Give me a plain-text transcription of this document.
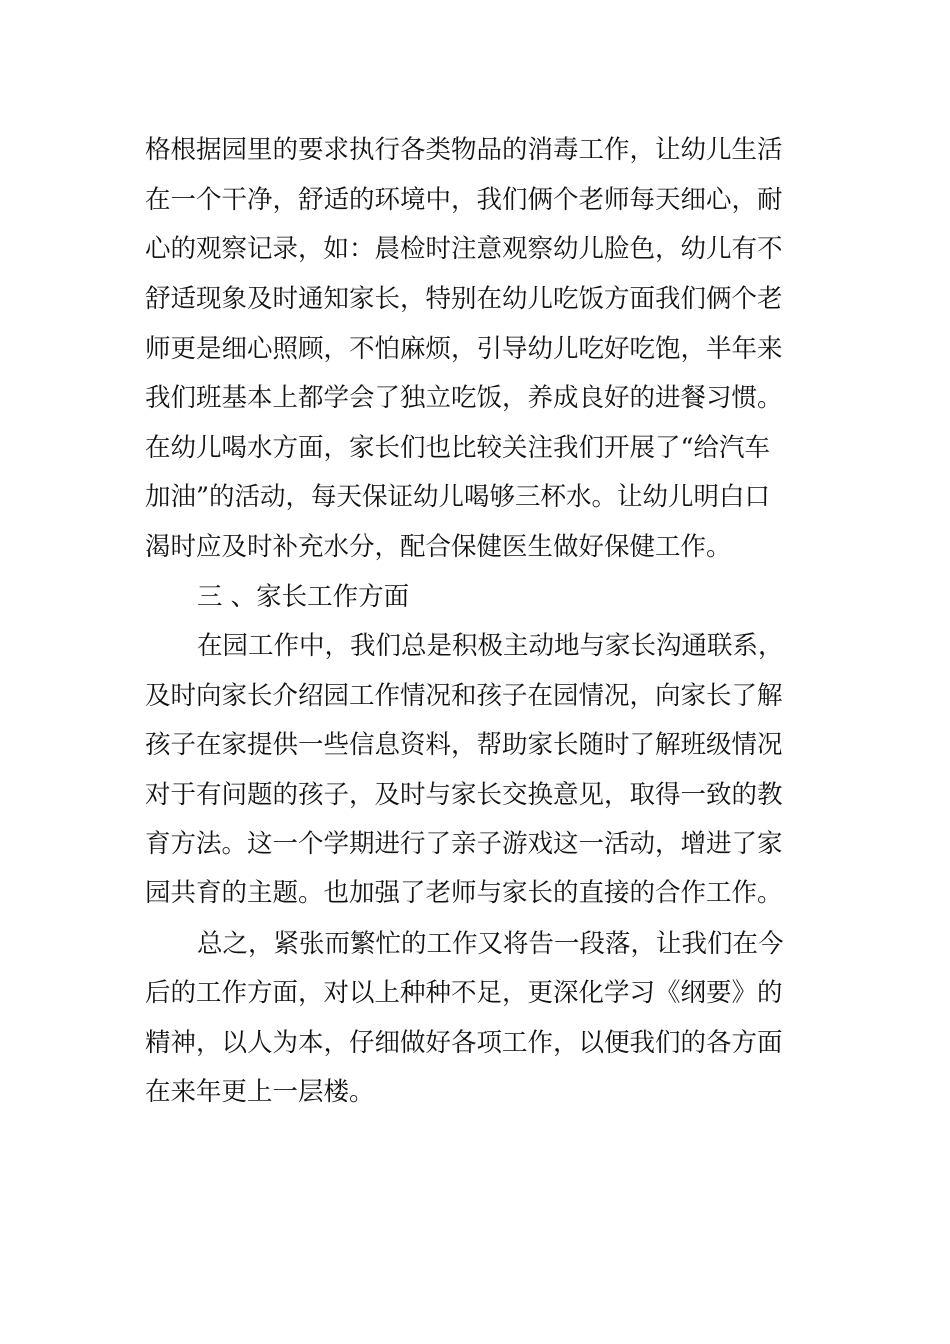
格根据园里的要求执行各类物品的消毒工作，让幼儿生活
在一个干净，舒适的环境中，我们俩个老师每天细心，耐
心的观察记录，如：晨检时注意观察幼儿脸色，幼儿有不
舒适现象及时通知家长，特别在幼儿吃饭方面我们俩个老
师更是细心照顾，不怕麻烦，引导幼儿吃好吃饱，半年来
我们班基本上都学会了独立吃饭，养成良好的进餐习惯。
在幼儿喝水方面，家长们也比较关注我们开展了“给汽车
加油”的活动，每天保证幼儿喝够三杯水。让幼儿明白口
渴时应及时补充水分，配合保健医生做好保健工作。
三 、家长工作方面
在园工作中，我们总是积极主动地与家长沟通联系，
及时向家长介绍园工作情况和孩子在园情况，向家长了解
孩子在家提供一些信息资料，帮助家长随时了解班级情况
对于有问题的孩子，及时与家长交换意见，取得一致的教
育方法。这一个学期进行了亲子游戏这一活动，增进了家
园共育的主题。也加强了老师与家长的直接的合作工作。
总之，紧张而繁忙的工作又将告一段落，让我们在今
后的工作方面，对以上种种不足，更深化学习《纲要》的
精神，以人为本，仔细做好各项工作，以便我们的各方面
在来年更上一层楼。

◆ TO BE DONE:
Would you return the data exactly as written, without the pictures?

◆ THE OUTPUT:
Give me a plain-text transcription of this document.
格根据园里的要求执行各类物品的消毒工作，让幼儿生活
在一个干净，舒适的环境中，我们俩个老师每天细心，耐
心的观察记录，如：晨检时注意观察幼儿脸色，幼儿有不
舒适现象及时通知家长，特别在幼儿吃饭方面我们俩个老
师更是细心照顾，不怕麻烦，引导幼儿吃好吃饱，半年来
我们班基本上都学会了独立吃饭，养成良好的进餐习惯。
在幼儿喝水方面，家长们也比较关注我们开展了“给汽车
加油”的活动，每天保证幼儿喝够三杯水。让幼儿明白口
渴时应及时补充水分，配合保健医生做好保健工作。
三 、家长工作方面
在园工作中，我们总是积极主动地与家长沟通联系，
及时向家长介绍园工作情况和孩子在园情况，向家长了解
孩子在家提供一些信息资料，帮助家长随时了解班级情况
对于有问题的孩子，及时与家长交换意见，取得一致的教
育方法。这一个学期进行了亲子游戏这一活动，增进了家
园共育的主题。也加强了老师与家长的直接的合作工作。
总之，紧张而繁忙的工作又将告一段落，让我们在今
后的工作方面，对以上种种不足，更深化学习《纲要》的
精神，以人为本，仔细做好各项工作，以便我们的各方面
在来年更上一层楼。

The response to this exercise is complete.